[start of Available records]

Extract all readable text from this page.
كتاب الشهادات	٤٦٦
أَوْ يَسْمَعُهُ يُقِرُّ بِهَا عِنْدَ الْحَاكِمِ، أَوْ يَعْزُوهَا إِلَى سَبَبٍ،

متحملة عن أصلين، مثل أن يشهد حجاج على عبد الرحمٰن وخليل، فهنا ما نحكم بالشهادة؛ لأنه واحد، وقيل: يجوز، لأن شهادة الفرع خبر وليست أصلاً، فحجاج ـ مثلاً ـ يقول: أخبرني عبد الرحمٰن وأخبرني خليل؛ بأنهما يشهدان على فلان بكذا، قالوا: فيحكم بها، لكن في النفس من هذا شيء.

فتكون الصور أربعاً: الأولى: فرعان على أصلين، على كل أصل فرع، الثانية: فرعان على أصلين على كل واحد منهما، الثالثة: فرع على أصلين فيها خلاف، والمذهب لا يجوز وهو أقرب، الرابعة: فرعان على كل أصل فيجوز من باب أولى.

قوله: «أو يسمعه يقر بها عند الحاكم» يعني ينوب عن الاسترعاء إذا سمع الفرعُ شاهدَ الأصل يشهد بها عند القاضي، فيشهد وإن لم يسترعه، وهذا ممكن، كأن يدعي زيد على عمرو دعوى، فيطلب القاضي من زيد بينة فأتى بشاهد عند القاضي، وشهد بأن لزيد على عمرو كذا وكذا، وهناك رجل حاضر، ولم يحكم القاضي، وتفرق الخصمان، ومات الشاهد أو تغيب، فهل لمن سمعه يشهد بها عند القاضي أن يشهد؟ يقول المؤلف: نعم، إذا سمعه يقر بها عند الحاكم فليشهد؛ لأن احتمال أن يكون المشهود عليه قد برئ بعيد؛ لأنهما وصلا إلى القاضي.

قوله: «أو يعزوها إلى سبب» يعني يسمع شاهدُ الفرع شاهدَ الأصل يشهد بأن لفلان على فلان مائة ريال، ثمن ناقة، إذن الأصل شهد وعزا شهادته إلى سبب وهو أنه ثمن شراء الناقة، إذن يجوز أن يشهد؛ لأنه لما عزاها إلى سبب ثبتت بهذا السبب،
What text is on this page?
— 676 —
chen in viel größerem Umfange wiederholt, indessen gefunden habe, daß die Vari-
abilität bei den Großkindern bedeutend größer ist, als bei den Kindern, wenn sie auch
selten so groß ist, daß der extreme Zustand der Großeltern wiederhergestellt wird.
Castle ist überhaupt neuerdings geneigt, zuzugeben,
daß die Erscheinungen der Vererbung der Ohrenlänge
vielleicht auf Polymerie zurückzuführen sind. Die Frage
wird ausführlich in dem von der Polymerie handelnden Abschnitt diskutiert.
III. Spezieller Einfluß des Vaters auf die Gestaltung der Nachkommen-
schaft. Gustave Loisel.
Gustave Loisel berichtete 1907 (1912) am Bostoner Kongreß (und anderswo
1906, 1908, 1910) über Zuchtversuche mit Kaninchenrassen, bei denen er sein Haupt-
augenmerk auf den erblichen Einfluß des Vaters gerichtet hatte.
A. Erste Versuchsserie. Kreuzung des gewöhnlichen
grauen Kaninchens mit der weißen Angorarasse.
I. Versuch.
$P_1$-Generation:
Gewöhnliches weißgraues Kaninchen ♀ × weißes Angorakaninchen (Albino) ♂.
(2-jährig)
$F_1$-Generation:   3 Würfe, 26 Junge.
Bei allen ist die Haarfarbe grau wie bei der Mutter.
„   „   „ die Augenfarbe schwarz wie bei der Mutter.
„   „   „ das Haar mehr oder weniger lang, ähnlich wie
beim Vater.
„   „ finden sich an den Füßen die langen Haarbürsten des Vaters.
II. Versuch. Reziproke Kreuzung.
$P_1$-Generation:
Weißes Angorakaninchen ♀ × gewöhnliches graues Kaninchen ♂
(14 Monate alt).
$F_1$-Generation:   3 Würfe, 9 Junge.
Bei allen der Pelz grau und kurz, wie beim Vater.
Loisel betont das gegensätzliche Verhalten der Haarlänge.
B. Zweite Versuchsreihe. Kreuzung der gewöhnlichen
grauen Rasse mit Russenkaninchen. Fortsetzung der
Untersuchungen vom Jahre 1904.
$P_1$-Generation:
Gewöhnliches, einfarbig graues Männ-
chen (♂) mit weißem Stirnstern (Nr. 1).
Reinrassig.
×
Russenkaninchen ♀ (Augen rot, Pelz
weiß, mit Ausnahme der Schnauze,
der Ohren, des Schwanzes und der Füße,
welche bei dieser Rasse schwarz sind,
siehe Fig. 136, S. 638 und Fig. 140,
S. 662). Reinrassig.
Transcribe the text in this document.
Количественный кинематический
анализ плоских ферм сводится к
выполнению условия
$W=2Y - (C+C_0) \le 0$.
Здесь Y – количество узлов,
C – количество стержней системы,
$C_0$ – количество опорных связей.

[end of Available records]

**Written problem**
All of the entries above must be quoted exactly.

**Response**
Extract all readable text from this page.
كتاب الشهادات	٤٦٦
أَوْ يَسْمَعُهُ يُقِرُّ بِهَا عِنْدَ الْحَاكِمِ، أَوْ يَعْزُوهَا إِلَى سَبَبٍ،

متحملة عن أصلين، مثل أن يشهد حجاج على عبد الرحمٰن وخليل، فهنا ما نحكم بالشهادة؛ لأنه واحد، وقيل: يجوز، لأن شهادة الفرع خبر وليست أصلاً، فحجاج ـ مثلاً ـ يقول: أخبرني عبد الرحمٰن وأخبرني خليل؛ بأنهما يشهدان على فلان بكذا، قالوا: فيحكم بها، لكن في النفس من هذا شيء.

فتكون الصور أربعاً: الأولى: فرعان على أصلين، على كل أصل فرع، الثانية: فرعان على أصلين على كل واحد منهما، الثالثة: فرع على أصلين فيها خلاف، والمذهب لا يجوز وهو أقرب، الرابعة: فرعان على كل أصل فيجوز من باب أولى.

قوله: «أو يسمعه يقر بها عند الحاكم» يعني ينوب عن الاسترعاء إذا سمع الفرعُ شاهدَ الأصل يشهد بها عند القاضي، فيشهد وإن لم يسترعه، وهذا ممكن، كأن يدعي زيد على عمرو دعوى، فيطلب القاضي من زيد بينة فأتى بشاهد عند القاضي، وشهد بأن لزيد على عمرو كذا وكذا، وهناك رجل حاضر، ولم يحكم القاضي، وتفرق الخصمان، ومات الشاهد أو تغيب، فهل لمن سمعه يشهد بها عند القاضي أن يشهد؟ يقول المؤلف: نعم، إذا سمعه يقر بها عند الحاكم فليشهد؛ لأن احتمال أن يكون المشهود عليه قد برئ بعيد؛ لأنهما وصلا إلى القاضي.

قوله: «أو يعزوها إلى سبب» يعني يسمع شاهدُ الفرع شاهدَ الأصل يشهد بأن لفلان على فلان مائة ريال، ثمن ناقة، إذن الأصل شهد وعزا شهادته إلى سبب وهو أنه ثمن شراء الناقة، إذن يجوز أن يشهد؛ لأنه لما عزاها إلى سبب ثبتت بهذا السبب،
What text is on this page?
— 676 —
chen in viel größerem Umfange wiederholt, indessen gefunden habe, daß die Vari-
abilität bei den Großkindern bedeutend größer ist, als bei den Kindern, wenn sie auch
selten so groß ist, daß der extreme Zustand der Großeltern wiederhergestellt wird.
Castle ist überhaupt neuerdings geneigt, zuzugeben,
daß die Erscheinungen der Vererbung der Ohrenlänge
vielleicht auf Polymerie zurückzuführen sind. Die Frage
wird ausführlich in dem von der Polymerie handelnden Abschnitt diskutiert.
III. Spezieller Einfluß des Vaters auf die Gestaltung der Nachkommen-
schaft. Gustave Loisel.
Gustave Loisel berichtete 1907 (1912) am Bostoner Kongreß (und anderswo
1906, 1908, 1910) über Zuchtversuche mit Kaninchenrassen, bei denen er sein Haupt-
augenmerk auf den erblichen Einfluß des Vaters gerichtet hatte.
A. Erste Versuchsserie. Kreuzung des gewöhnlichen
grauen Kaninchens mit der weißen Angorarasse.
I. Versuch.
$P_1$-Generation:
Gewöhnliches weißgraues Kaninchen ♀ × weißes Angorakaninchen (Albino) ♂.
(2-jährig)
$F_1$-Generation:   3 Würfe, 26 Junge.
Bei allen ist die Haarfarbe grau wie bei der Mutter.
„   „   „ die Augenfarbe schwarz wie bei der Mutter.
„   „   „ das Haar mehr oder weniger lang, ähnlich wie
beim Vater.
„   „ finden sich an den Füßen die langen Haarbürsten des Vaters.
II. Versuch. Reziproke Kreuzung.
$P_1$-Generation:
Weißes Angorakaninchen ♀ × gewöhnliches graues Kaninchen ♂
(14 Monate alt).
$F_1$-Generation:   3 Würfe, 9 Junge.
Bei allen der Pelz grau und kurz, wie beim Vater.
Loisel betont das gegensätzliche Verhalten der Haarlänge.
B. Zweite Versuchsreihe. Kreuzung der gewöhnlichen
grauen Rasse mit Russenkaninchen. Fortsetzung der
Untersuchungen vom Jahre 1904.
$P_1$-Generation:
Gewöhnliches, einfarbig graues Männ-
chen (♂) mit weißem Stirnstern (Nr. 1).
Reinrassig.
×
Russenkaninchen ♀ (Augen rot, Pelz
weiß, mit Ausnahme der Schnauze,
der Ohren, des Schwanzes und der Füße,
welche bei dieser Rasse schwarz sind,
siehe Fig. 136, S. 638 und Fig. 140,
S. 662). Reinrassig.
Transcribe the text in this document.
Количественный кинематический
анализ плоских ферм сводится к
выполнению условия
$W=2Y - (C+C_0) \le 0$.
Здесь Y – количество узлов,
C – количество стержней системы,
$C_0$ – количество опорных связей.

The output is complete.